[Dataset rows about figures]
- - - -

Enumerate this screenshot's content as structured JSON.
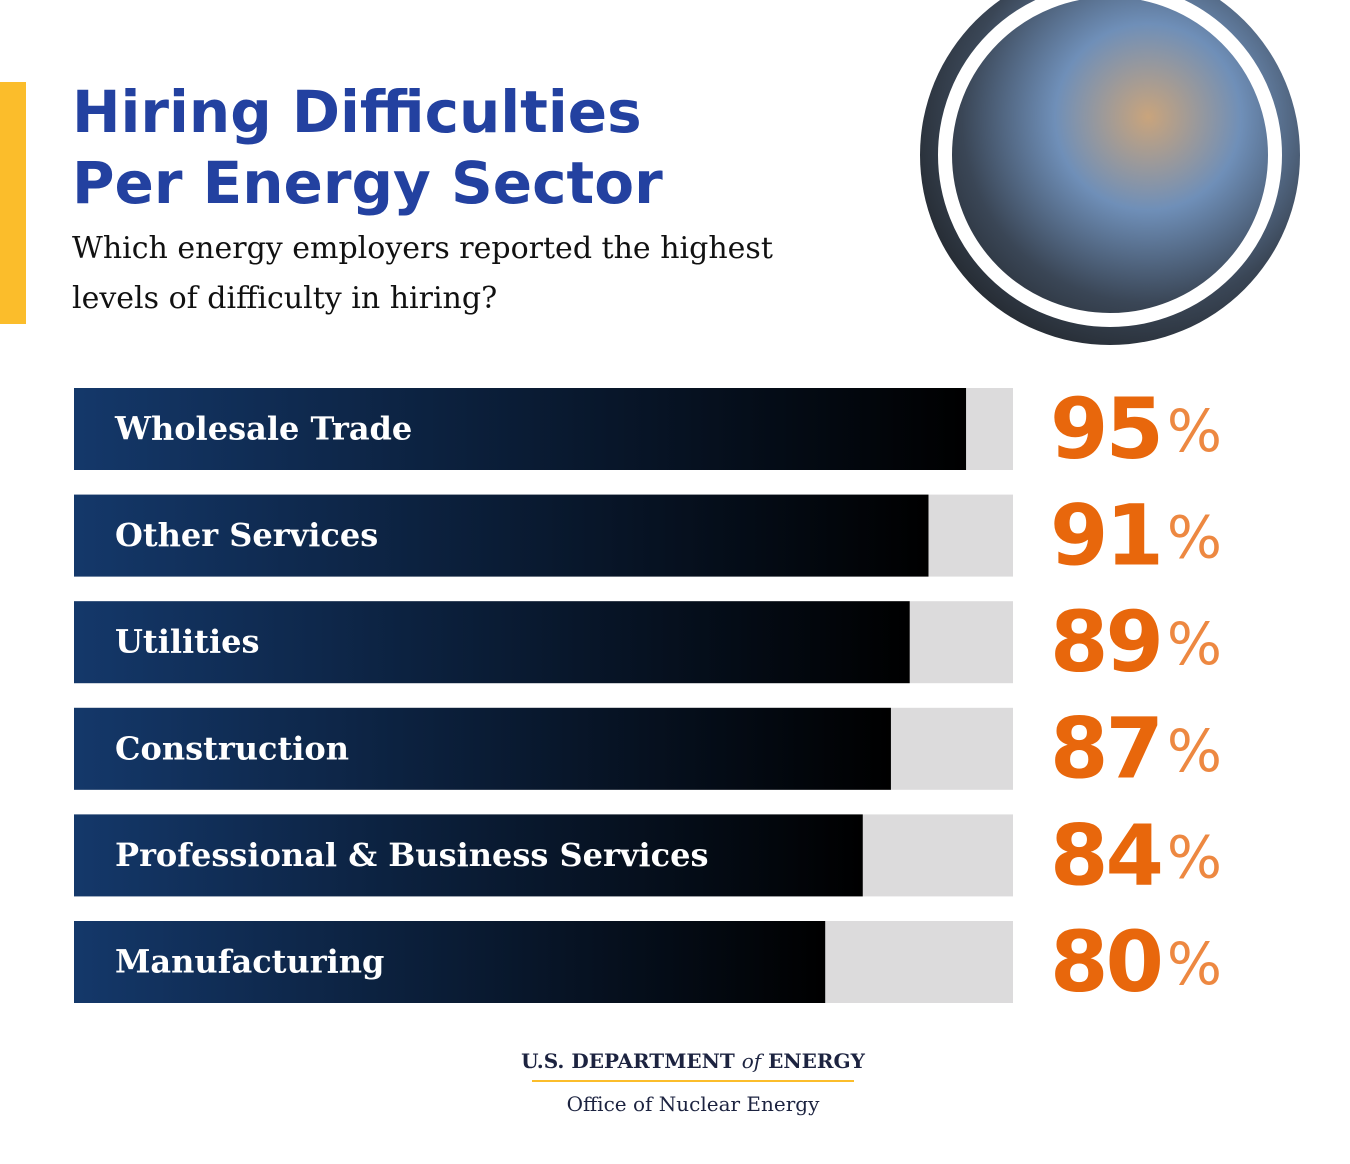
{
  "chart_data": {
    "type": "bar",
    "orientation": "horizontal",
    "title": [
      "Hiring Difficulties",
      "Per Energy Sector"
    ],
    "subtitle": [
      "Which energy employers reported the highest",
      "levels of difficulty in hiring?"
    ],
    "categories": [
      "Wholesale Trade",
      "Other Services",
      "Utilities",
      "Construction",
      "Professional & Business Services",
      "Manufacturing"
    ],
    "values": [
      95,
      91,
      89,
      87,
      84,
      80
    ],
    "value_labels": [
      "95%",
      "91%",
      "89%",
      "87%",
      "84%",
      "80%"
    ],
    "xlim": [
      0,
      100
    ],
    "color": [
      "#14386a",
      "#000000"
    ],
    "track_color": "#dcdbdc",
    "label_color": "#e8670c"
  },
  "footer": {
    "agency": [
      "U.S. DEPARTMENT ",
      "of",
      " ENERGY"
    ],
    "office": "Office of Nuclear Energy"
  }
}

- - - -

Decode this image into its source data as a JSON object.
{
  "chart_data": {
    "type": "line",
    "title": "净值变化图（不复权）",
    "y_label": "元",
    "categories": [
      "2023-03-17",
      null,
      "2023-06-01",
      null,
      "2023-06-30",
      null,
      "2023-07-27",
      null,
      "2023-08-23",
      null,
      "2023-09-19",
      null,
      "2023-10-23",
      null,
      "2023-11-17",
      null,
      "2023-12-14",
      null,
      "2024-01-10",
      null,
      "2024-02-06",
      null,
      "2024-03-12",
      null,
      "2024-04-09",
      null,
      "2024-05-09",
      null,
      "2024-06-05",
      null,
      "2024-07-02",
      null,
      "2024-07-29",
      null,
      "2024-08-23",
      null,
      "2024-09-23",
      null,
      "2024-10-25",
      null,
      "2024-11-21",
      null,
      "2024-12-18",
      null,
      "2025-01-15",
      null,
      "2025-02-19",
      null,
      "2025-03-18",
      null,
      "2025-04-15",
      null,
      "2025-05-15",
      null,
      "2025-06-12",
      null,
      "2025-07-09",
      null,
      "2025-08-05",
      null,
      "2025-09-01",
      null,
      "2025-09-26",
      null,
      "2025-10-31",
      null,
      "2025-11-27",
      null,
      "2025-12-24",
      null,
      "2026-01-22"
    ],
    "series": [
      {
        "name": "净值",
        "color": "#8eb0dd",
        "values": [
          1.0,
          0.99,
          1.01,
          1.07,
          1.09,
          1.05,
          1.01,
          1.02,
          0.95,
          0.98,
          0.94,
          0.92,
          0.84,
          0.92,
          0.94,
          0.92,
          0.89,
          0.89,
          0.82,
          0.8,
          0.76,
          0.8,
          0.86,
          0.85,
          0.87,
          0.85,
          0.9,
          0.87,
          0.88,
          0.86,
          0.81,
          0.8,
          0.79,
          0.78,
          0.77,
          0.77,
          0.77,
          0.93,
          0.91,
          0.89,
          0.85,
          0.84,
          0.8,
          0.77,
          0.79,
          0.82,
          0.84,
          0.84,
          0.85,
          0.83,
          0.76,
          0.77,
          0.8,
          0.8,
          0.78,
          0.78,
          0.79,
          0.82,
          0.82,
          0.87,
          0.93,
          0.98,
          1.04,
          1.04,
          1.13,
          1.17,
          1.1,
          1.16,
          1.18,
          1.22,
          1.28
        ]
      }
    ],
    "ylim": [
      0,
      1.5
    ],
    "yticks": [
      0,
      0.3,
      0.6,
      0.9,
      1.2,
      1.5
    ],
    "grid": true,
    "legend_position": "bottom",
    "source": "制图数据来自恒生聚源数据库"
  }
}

- - - -

WRITTEN EXERCISE: Only the number is wanted: how many lines in the entries above contain the string "source"?

RESPONSE TO THIS EXERCISE: 2